Entries taken from a collection:
++++++++
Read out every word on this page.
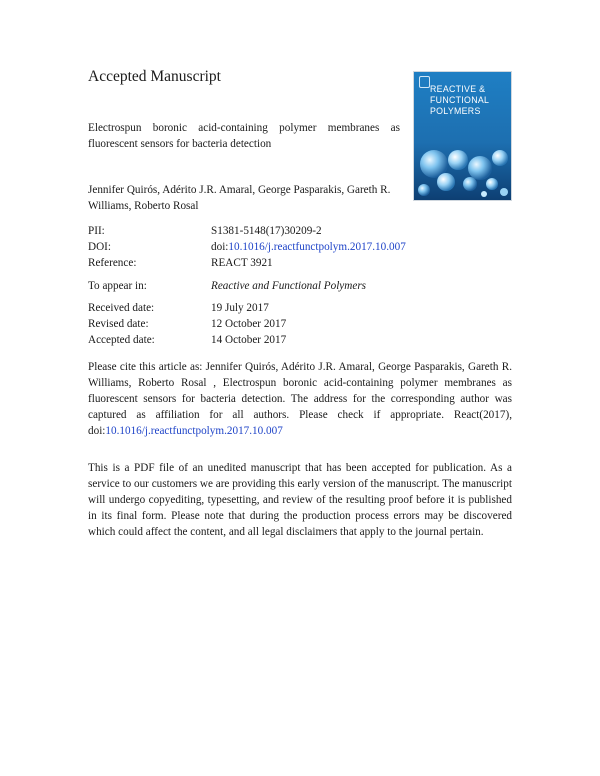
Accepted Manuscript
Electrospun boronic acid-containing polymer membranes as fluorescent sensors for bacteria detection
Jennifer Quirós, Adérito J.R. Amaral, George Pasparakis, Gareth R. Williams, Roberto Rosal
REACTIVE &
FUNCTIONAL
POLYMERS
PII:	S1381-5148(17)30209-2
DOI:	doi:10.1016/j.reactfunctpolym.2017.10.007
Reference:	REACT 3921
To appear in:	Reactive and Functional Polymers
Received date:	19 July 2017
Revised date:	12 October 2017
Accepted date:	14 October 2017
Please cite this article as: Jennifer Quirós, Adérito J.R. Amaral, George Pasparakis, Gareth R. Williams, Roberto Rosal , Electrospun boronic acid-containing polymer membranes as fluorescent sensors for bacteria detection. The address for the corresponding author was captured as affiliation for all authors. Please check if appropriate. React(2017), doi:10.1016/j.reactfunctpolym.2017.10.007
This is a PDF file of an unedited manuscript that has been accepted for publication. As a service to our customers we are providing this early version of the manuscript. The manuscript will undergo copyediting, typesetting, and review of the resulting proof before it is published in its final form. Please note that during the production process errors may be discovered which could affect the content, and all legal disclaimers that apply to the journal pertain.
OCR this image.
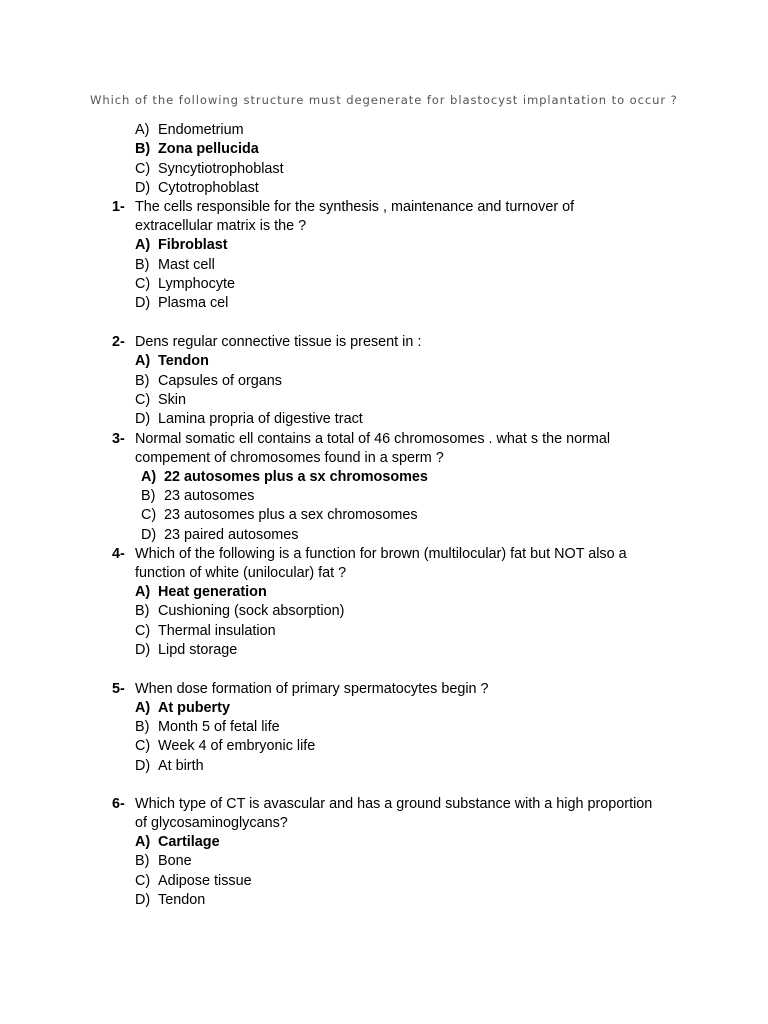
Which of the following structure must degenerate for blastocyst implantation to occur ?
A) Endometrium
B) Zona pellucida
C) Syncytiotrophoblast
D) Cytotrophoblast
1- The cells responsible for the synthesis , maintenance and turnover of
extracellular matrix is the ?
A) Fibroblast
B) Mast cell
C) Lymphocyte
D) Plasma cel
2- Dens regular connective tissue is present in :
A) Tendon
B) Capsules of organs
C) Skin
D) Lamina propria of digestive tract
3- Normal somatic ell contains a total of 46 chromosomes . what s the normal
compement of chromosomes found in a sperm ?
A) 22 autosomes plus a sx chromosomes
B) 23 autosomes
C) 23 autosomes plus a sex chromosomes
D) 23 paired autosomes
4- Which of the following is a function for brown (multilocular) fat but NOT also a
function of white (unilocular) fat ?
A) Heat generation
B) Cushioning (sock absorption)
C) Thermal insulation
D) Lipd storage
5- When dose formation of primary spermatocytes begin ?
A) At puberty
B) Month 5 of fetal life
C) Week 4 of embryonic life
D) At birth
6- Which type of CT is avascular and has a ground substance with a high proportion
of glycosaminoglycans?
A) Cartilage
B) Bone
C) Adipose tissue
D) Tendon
++++++++
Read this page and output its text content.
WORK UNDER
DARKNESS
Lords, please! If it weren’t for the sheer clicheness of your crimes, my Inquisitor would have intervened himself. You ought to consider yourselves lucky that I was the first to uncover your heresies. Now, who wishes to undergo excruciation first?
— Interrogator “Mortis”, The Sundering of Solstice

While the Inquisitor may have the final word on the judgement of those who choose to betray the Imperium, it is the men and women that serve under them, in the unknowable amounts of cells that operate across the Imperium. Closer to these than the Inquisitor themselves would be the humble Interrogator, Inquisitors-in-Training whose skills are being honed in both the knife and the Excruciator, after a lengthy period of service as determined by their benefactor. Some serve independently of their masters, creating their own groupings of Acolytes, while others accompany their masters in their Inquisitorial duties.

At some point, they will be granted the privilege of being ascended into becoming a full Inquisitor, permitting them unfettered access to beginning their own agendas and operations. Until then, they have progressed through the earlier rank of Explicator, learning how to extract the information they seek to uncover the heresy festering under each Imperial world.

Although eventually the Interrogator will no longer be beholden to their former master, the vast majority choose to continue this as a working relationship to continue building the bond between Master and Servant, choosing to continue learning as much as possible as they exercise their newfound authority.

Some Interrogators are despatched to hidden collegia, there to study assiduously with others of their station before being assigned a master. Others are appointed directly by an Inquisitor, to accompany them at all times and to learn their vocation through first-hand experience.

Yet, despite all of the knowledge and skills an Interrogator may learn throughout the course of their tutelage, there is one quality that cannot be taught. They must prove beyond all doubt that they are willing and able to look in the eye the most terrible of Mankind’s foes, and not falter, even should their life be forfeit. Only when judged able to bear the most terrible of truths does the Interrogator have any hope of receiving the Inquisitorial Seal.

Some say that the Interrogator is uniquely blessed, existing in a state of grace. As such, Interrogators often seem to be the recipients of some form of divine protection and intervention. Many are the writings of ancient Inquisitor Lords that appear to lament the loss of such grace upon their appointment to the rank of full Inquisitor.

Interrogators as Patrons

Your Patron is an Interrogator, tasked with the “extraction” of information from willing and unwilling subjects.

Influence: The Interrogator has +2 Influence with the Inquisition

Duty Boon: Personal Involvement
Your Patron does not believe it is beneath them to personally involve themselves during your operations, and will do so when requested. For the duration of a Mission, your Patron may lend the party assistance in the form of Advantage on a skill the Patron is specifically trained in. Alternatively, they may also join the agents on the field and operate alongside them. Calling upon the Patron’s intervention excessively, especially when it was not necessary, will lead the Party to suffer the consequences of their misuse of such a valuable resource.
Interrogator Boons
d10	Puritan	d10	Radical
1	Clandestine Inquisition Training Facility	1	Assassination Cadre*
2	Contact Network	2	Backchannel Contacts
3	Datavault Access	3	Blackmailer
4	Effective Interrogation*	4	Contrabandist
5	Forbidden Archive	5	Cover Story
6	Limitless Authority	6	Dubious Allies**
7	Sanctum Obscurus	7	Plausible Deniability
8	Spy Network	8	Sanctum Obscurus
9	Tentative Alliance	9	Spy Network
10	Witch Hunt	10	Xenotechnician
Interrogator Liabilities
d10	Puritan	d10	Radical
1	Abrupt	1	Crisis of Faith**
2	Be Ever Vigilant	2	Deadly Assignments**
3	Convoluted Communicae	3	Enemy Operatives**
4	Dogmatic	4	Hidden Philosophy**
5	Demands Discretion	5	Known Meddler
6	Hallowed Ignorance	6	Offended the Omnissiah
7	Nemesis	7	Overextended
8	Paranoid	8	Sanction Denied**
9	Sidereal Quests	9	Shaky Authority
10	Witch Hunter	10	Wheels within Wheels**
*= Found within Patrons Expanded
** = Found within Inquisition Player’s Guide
++++++++
Copy each line in the data that holds the word "following".

• RESPONSE AREA:
Which of the following structure must degenerate for blastocyst implantation to occur ?
4- Which of the following is a function for brown (multilocular) fat but NOT also a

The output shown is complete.